Update the records from the line containing "variant-metric-open-rate: 0% OPEN" through the line containing "sidebar-item-title: ENGAGEMENT OVERVIEW", inclusive, so that every "Broadcast A" becomes "Newsletter A" and nothing else changes. Return only those lines.

A series of records
----

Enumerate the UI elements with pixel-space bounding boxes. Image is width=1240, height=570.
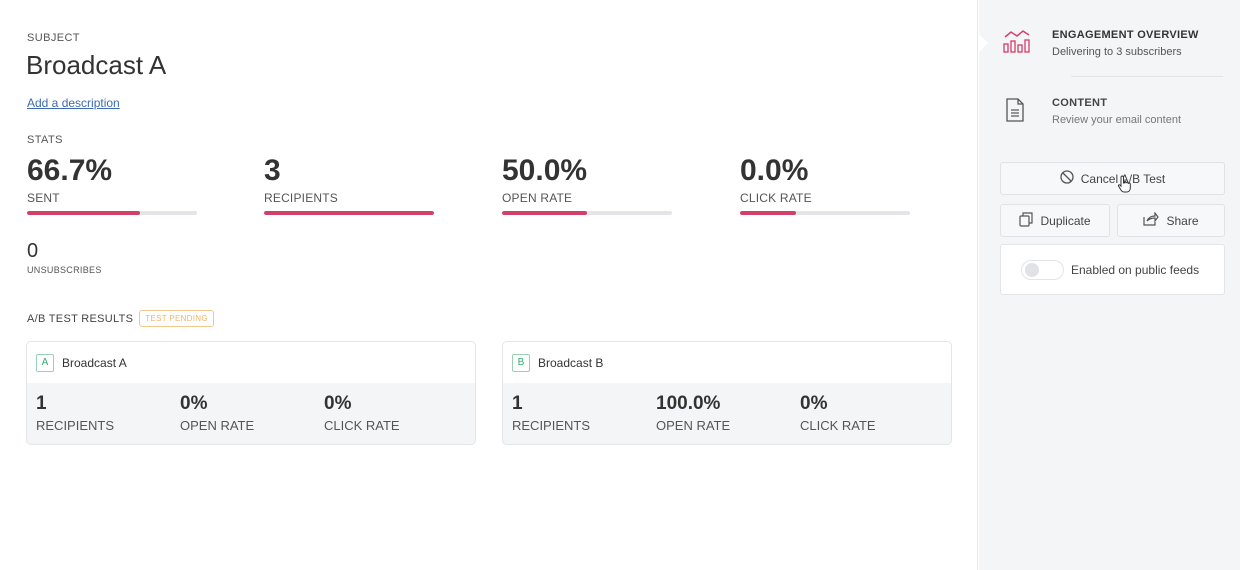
variant-metric-open-rate: 0% OPEN RATE — [180, 393, 254, 433]
public-feeds-setting: Enabled on public feeds — [1000, 244, 1225, 295]
stat-label: CLICK RATE — [740, 191, 812, 205]
main-panel: SUBJECT Broadcast A Add a description ST… — [26, 0, 978, 570]
variant-metric-click-rate: 0% CLICK RATE — [800, 393, 876, 433]
bar-chart-icon — [1002, 28, 1032, 59]
progress-bar — [740, 211, 910, 215]
metric-label: RECIPIENTS — [36, 418, 115, 433]
stat-label: OPEN RATE — [502, 191, 573, 205]
variant-metric-open-rate: 100.0% OPEN RATE — [656, 393, 730, 433]
metric-label: RECIPIENTS — [512, 418, 591, 433]
stat-value: 66.7% — [27, 154, 113, 187]
sidebar-divider — [1071, 76, 1223, 77]
metric-value: 1 — [512, 393, 523, 414]
progress-fill — [740, 211, 797, 215]
metric-value: 0% — [180, 393, 208, 414]
sidebar-item-content[interactable]: CONTENT Review your email content — [979, 92, 1240, 132]
stat-click-rate: 0.0% CLICK RATE — [740, 153, 910, 215]
metric-label: CLICK RATE — [800, 418, 876, 433]
variant-letter: A — [36, 353, 54, 372]
mouse-cursor-icon — [1117, 175, 1133, 198]
progress-bar — [502, 211, 672, 215]
button-label: Share — [1166, 213, 1199, 228]
progress-fill — [502, 211, 587, 215]
page-title: Broadcast A — [26, 50, 167, 80]
progress-bar — [27, 211, 197, 215]
variant-header: A Broadcast A — [27, 342, 475, 383]
variant-name: Broadcast A — [62, 355, 127, 370]
sidebar-item-subtitle: Review your email content — [1052, 114, 1182, 126]
ab-test-header: A/B TEST RESULTS TEST PENDING — [27, 310, 214, 327]
active-item-pointer — [979, 34, 988, 52]
sidebar-item-title: ENGAGEMENT OVERVIEW — [1052, 29, 1199, 41]
variant-card-b: B Broadcast B 1 RECIPIENTS 100.0% OPEN R… — [502, 341, 952, 445]
stats-label: STATS — [27, 134, 63, 146]
duplicate-icon — [1019, 211, 1034, 230]
variant-metric-recipients: 1 RECIPIENTS — [36, 393, 114, 433]
stat-value: 0.0% — [740, 154, 809, 187]
stat-label: UNSUBSCRIBES — [27, 265, 102, 275]
subject-label: SUBJECT — [27, 32, 80, 44]
variant-name: Broadcast B — [538, 355, 604, 370]
sidebar-item-title: CONTENT — [1052, 97, 1108, 109]
duplicate-button[interactable]: Duplicate — [1000, 204, 1110, 237]
public-feeds-label: Enabled on public feeds — [1071, 263, 1200, 277]
variant-metric-click-rate: 0% CLICK RATE — [324, 393, 400, 433]
metric-value: 0% — [324, 393, 352, 414]
stat-value: 0 — [27, 240, 39, 262]
cancel-ab-test-button[interactable]: Cancel A/B Test — [1000, 162, 1225, 195]
variant-metrics: 1 RECIPIENTS 100.0% OPEN RATE 0% CLICK R… — [503, 383, 951, 444]
share-button[interactable]: Share — [1117, 204, 1225, 237]
button-label: Duplicate — [1040, 213, 1091, 228]
variant-metric-recipients: 1 RECIPIENTS — [512, 393, 590, 433]
add-description-link[interactable]: Add a description — [27, 96, 120, 110]
cancel-icon — [1060, 170, 1074, 187]
metric-value: 0% — [800, 393, 828, 414]
document-icon — [1005, 98, 1025, 127]
metric-value: 1 — [36, 393, 47, 414]
progress-bar — [264, 211, 434, 215]
stat-value: 3 — [264, 154, 281, 187]
stat-recipients: 3 RECIPIENTS — [264, 153, 434, 215]
metric-label: CLICK RATE — [324, 418, 400, 433]
metric-label: OPEN RATE — [656, 418, 731, 433]
variant-card-a: A Broadcast A 1 RECIPIENTS 0% OPEN RATE … — [26, 341, 476, 445]
stat-label: RECIPIENTS — [264, 191, 339, 205]
sidebar-item-subtitle: Delivering to 3 subscribers — [1052, 46, 1182, 58]
stat-label: SENT — [27, 191, 60, 205]
sidebar-item-engagement-overview[interactable]: ENGAGEMENT OVERVIEW Delivering to 3 subs… — [979, 24, 1240, 74]
variant-header: B Broadcast B — [503, 342, 951, 383]
share-icon — [1143, 211, 1160, 229]
status-badge: TEST PENDING — [139, 310, 214, 327]
metric-label: OPEN RATE — [180, 418, 255, 433]
metric-value: 100.0% — [656, 393, 721, 414]
stat-unsubscribes: 0 UNSUBSCRIBES — [27, 240, 102, 275]
stat-value: 50.0% — [502, 154, 588, 187]
stat-open-rate: 50.0% OPEN RATE — [502, 153, 672, 215]
ab-test-title: A/B TEST RESULTS — [27, 312, 134, 325]
progress-fill — [264, 211, 434, 215]
variant-metrics: 1 RECIPIENTS 0% OPEN RATE 0% CLICK RATE — [27, 383, 475, 444]
variant-letter: B — [512, 353, 530, 372]
public-feeds-toggle[interactable] — [1021, 260, 1064, 280]
progress-fill — [27, 211, 141, 215]
toggle-knob — [1025, 263, 1039, 277]
stat-sent: 66.7% SENT — [27, 153, 197, 215]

----

SOLUTION TO THIS TASK:
variant-metric-open-rate: 0% OPEN RATE — [180, 393, 254, 433]
public-feeds-setting: Enabled on public feeds — [1000, 244, 1225, 295]
stat-label: CLICK RATE — [740, 191, 812, 205]
main-panel: SUBJECT Newsletter A Add a description ST… — [26, 0, 978, 570]
variant-metric-click-rate: 0% CLICK RATE — [800, 393, 876, 433]
bar-chart-icon — [1002, 28, 1032, 59]
progress-bar — [740, 211, 910, 215]
metric-label: RECIPIENTS — [36, 418, 115, 433]
stat-label: OPEN RATE — [502, 191, 573, 205]
variant-metric-open-rate: 100.0% OPEN RATE — [656, 393, 730, 433]
metric-label: RECIPIENTS — [512, 418, 591, 433]
stat-value: 66.7% — [27, 154, 113, 187]
sidebar-divider — [1071, 76, 1223, 77]
metric-value: 1 — [512, 393, 523, 414]
progress-fill — [740, 211, 797, 215]
metric-value: 0% — [180, 393, 208, 414]
sidebar-item-content[interactable]: CONTENT Review your email content — [979, 92, 1240, 132]
stat-click-rate: 0.0% CLICK RATE — [740, 153, 910, 215]
metric-label: CLICK RATE — [800, 418, 876, 433]
variant-letter: A — [36, 353, 54, 372]
mouse-cursor-icon — [1117, 175, 1133, 198]
progress-bar — [502, 211, 672, 215]
button-label: Share — [1166, 213, 1199, 228]
progress-fill — [502, 211, 587, 215]
page-title: Newsletter A — [26, 50, 167, 80]
progress-bar — [27, 211, 197, 215]
variant-header: A Newsletter A — [27, 342, 475, 383]
variant-name: Newsletter A — [62, 355, 127, 370]
sidebar-item-subtitle: Review your email content — [1052, 114, 1182, 126]
ab-test-header: A/B TEST RESULTS TEST PENDING — [27, 310, 214, 327]
active-item-pointer — [979, 34, 988, 52]
sidebar-item-title: ENGAGEMENT OVERVIEW — [1052, 29, 1199, 41]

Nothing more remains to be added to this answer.